WORK REQUIRED:
Extract each line of the records below that contains the word "Managed".
··· EXTRACTED ENTRIES ···
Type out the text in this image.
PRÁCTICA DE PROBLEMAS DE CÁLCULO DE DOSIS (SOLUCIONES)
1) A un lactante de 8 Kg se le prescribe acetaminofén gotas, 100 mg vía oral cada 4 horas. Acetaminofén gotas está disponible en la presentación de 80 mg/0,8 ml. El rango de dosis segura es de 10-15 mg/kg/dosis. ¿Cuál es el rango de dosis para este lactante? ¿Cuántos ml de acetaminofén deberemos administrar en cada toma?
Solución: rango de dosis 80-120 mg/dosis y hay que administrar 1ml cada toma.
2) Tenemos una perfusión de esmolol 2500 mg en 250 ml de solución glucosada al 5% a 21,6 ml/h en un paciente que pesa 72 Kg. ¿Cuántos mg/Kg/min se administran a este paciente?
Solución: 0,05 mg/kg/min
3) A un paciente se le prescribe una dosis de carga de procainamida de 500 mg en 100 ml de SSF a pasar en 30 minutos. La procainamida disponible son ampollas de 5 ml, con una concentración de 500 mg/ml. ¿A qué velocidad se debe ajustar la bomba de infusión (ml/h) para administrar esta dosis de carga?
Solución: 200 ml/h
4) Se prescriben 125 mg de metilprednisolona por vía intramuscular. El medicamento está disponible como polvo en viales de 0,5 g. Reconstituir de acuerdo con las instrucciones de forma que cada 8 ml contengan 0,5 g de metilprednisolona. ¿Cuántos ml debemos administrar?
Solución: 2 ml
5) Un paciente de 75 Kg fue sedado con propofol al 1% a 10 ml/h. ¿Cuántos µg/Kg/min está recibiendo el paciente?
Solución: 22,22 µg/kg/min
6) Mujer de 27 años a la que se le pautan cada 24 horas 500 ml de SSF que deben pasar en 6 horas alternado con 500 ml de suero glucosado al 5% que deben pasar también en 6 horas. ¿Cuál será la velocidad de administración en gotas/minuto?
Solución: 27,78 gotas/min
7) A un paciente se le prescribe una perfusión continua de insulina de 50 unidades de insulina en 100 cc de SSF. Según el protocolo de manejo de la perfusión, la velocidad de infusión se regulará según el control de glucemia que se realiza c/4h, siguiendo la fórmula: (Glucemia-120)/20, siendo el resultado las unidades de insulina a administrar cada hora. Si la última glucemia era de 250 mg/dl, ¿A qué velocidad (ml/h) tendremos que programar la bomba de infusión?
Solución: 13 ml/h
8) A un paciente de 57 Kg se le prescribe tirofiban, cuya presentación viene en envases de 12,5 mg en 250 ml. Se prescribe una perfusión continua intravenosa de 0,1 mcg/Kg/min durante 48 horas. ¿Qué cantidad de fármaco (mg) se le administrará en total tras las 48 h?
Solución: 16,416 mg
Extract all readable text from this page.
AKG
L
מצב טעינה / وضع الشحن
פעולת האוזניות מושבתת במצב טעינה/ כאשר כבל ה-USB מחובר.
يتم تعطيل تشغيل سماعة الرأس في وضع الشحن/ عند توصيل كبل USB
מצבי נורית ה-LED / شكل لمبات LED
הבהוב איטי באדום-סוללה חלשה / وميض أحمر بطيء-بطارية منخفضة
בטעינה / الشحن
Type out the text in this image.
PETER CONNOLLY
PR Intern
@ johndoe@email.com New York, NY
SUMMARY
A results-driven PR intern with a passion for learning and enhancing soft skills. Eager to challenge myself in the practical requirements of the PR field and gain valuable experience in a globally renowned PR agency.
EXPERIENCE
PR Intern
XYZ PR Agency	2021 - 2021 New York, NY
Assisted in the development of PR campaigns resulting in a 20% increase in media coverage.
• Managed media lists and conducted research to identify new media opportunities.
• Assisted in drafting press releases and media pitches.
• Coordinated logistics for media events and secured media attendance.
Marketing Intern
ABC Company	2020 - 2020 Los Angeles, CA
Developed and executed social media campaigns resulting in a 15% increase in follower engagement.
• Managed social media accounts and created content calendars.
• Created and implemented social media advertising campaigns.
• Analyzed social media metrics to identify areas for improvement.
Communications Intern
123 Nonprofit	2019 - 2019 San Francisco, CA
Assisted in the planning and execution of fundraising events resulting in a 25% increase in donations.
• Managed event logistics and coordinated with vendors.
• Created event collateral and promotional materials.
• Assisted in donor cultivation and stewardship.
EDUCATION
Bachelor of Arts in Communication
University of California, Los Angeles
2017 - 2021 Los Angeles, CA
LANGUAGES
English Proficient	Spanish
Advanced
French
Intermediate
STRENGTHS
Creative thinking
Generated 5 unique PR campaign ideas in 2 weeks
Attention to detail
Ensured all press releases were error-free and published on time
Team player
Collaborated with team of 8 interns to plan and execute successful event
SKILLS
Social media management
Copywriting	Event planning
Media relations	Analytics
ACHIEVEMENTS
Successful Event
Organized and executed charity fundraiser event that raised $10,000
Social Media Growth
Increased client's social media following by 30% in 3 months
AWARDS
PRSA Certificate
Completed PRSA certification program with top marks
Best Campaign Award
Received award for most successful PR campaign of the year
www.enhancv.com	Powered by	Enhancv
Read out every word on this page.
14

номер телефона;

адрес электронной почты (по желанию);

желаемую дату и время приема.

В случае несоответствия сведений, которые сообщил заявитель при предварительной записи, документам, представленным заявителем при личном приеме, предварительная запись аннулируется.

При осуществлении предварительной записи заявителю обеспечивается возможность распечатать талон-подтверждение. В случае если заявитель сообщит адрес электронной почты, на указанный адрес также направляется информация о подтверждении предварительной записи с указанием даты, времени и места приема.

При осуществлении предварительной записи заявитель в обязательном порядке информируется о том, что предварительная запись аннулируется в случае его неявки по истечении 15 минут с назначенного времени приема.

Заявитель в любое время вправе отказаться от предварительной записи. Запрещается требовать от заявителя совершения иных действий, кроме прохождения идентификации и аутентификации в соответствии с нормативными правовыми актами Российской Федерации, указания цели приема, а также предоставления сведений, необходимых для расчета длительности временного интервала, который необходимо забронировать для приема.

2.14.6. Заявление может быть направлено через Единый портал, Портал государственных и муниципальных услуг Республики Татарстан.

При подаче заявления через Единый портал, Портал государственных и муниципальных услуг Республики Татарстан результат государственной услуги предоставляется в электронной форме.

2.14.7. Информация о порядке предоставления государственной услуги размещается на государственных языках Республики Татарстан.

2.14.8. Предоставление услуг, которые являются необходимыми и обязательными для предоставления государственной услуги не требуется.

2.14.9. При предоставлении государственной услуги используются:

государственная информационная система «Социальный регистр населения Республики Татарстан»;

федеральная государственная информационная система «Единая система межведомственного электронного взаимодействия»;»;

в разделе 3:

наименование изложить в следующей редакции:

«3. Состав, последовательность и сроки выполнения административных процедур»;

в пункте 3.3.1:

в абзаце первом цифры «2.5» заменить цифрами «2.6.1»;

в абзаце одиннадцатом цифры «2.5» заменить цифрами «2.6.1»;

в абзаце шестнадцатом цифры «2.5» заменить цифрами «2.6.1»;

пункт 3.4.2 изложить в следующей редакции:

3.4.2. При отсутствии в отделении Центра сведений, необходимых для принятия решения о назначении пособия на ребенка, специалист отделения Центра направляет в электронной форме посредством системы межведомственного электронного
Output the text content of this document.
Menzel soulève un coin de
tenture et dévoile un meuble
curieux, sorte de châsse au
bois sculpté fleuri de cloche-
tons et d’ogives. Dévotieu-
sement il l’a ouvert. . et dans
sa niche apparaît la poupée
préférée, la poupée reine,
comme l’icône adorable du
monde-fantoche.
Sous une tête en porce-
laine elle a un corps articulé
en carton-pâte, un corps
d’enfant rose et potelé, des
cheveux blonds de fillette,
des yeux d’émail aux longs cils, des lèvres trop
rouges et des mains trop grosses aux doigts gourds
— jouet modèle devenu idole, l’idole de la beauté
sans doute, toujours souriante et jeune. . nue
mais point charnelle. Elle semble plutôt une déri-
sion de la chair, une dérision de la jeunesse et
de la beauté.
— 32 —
···
FINAL ANSWER:
• Managed media lists and conducted research to identify new media opportunities.
• Managed social media accounts and created content calendars.
• Managed event logistics and coordinated with vendors.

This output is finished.